PROMPT =>
Output all the material that follows, exactly as given.

EXERCISE INPUT =>
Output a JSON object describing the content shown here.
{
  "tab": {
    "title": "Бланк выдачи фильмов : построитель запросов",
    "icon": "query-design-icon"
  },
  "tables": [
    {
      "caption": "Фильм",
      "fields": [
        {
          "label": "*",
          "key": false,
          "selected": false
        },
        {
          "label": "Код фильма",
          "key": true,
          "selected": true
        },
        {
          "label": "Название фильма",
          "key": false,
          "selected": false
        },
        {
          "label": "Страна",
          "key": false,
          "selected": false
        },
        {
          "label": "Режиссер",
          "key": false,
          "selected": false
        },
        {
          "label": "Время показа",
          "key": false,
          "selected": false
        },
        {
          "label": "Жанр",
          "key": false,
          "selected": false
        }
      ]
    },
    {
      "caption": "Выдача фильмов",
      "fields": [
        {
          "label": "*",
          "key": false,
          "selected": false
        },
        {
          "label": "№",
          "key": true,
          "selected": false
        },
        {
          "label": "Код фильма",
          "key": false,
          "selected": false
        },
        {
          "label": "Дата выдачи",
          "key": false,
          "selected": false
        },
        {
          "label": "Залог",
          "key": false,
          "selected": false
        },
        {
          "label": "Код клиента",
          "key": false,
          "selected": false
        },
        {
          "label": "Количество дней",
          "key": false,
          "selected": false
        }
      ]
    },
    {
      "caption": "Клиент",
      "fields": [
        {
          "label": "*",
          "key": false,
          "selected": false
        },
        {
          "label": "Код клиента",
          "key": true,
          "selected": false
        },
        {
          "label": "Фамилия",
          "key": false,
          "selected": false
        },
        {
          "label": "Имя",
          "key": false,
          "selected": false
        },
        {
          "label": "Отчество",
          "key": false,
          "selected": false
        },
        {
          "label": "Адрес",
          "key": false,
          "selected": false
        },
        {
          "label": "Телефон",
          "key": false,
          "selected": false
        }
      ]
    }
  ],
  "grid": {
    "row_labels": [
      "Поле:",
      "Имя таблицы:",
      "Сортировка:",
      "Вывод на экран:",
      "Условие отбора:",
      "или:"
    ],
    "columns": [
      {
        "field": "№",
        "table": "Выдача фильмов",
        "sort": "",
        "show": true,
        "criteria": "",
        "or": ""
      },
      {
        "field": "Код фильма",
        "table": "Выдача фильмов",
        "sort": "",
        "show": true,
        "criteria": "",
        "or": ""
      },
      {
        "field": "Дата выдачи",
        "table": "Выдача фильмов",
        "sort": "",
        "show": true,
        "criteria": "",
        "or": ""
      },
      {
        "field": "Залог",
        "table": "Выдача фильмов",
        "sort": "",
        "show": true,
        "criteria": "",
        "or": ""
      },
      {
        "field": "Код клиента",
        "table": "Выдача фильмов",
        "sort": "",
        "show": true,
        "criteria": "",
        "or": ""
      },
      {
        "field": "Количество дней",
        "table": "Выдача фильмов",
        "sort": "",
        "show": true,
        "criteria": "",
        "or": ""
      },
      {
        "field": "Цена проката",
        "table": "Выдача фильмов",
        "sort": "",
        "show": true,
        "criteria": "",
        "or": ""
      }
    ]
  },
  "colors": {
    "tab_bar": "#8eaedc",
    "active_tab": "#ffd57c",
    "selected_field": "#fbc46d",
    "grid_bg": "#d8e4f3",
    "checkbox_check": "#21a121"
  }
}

FINAL RESULT =>
Output a JSON object describing the content shown here.
{
  "tab": {
    "title": "Бланк выдачи фильмов : построитель запросов",
    "icon": "query-design-icon"
  },
  "tables": [
    {
      "caption": "Фильм",
      "fields": [
        {
          "label": "*",
          "key": false,
          "selected": false
        },
        {
          "label": "Код фильма",
          "key": true,
          "selected": true
        },
        {
          "label": "Название фильма",
          "key": false,
          "selected": false
        },
        {
          "label": "Страна",
          "key": false,
          "selected": false
        },
        {
          "label": "Режиссер",
          "key": false,
          "selected": false
        },
        {
          "label": "Время показа",
          "key": false,
          "selected": false
        },
        {
          "label": "Жанр",
          "key": false,
          "selected": false
        }
      ]
    },
    {
      "caption": "Выдача фильмов",
      "fields": [
        {
          "label": "*",
          "key": false,
          "selected": false
        },
        {
          "label": "№",
          "key": true,
          "selected": false
        },
        {
          "label": "Код фильма",
          "key": false,
          "selected": false
        },
        {
          "label": "Дата выдачи",
          "key": false,
          "selected": false
        },
        {
          "label": "Залог",
          "key": false,
          "selected": false
        },
        {
          "label": "Код клиента",
          "key": false,
          "selected": false
        },
        {
          "label": "Количество дней",
          "key": false,
          "selected": false
        }
      ]
    },
    {
      "caption": "Клиент",
      "fields": [
        {
          "label": "*",
          "key": false,
          "selected": false
        },
        {
          "label": "Код клиента",
          "key": true,
          "selected": false
        },
        {
          "label": "Фамилия",
          "key": false,
          "selected": false
        },
        {
          "label": "Имя",
          "key": false,
          "selected": false
        },
        {
          "label": "Отчество",
          "key": false,
          "selected": false
        },
        {
          "label": "Адрес",
          "key": false,
          "selected": false
        },
        {
          "label": "Телефон",
          "key": false,
          "selected": false
        }
      ]
    }
  ],
  "grid": {
    "row_labels": [
      "Поле:",
      "Имя таблицы:",
      "Сортировка:",
      "Вывод на экран:",
      "Условие отбора:",
      "или:"
    ],
    "columns": [
      {
        "field": "№",
        "table": "Выдача фильмов",
        "sort": "",
        "show": true,
        "criteria": "",
        "or": ""
      },
      {
        "field": "Код фильма",
        "table": "Выдача фильмов",
        "sort": "",
        "show": true,
        "criteria": "",
        "or": ""
      },
      {
        "field": "Дата выдачи",
        "table": "Выдача фильмов",
        "sort": "",
        "show": true,
        "criteria": "",
        "or": ""
      },
      {
        "field": "Залог",
        "table": "Выдача фильмов",
        "sort": "",
        "show": true,
        "criteria": "",
        "or": ""
      },
      {
        "field": "Код клиента",
        "table": "Выдача фильмов",
        "sort": "",
        "show": true,
        "criteria": "",
        "or": ""
      },
      {
        "field": "Количество дней",
        "table": "Выдача фильмов",
        "sort": "",
        "show": true,
        "criteria": "",
        "or": ""
      },
      {
        "field": "Цена проката",
        "table": "Выдача фильмов",
        "sort": "",
        "show": true,
        "criteria": "",
        "or": ""
      }
    ]
  },
  "colors": {
    "tab_bar": "#8eaedc",
    "active_tab": "#ffd57c",
    "selected_field": "#fbc46d",
    "grid_bg": "#d8e4f3",
    "checkbox_check": "#21a121"
  }
}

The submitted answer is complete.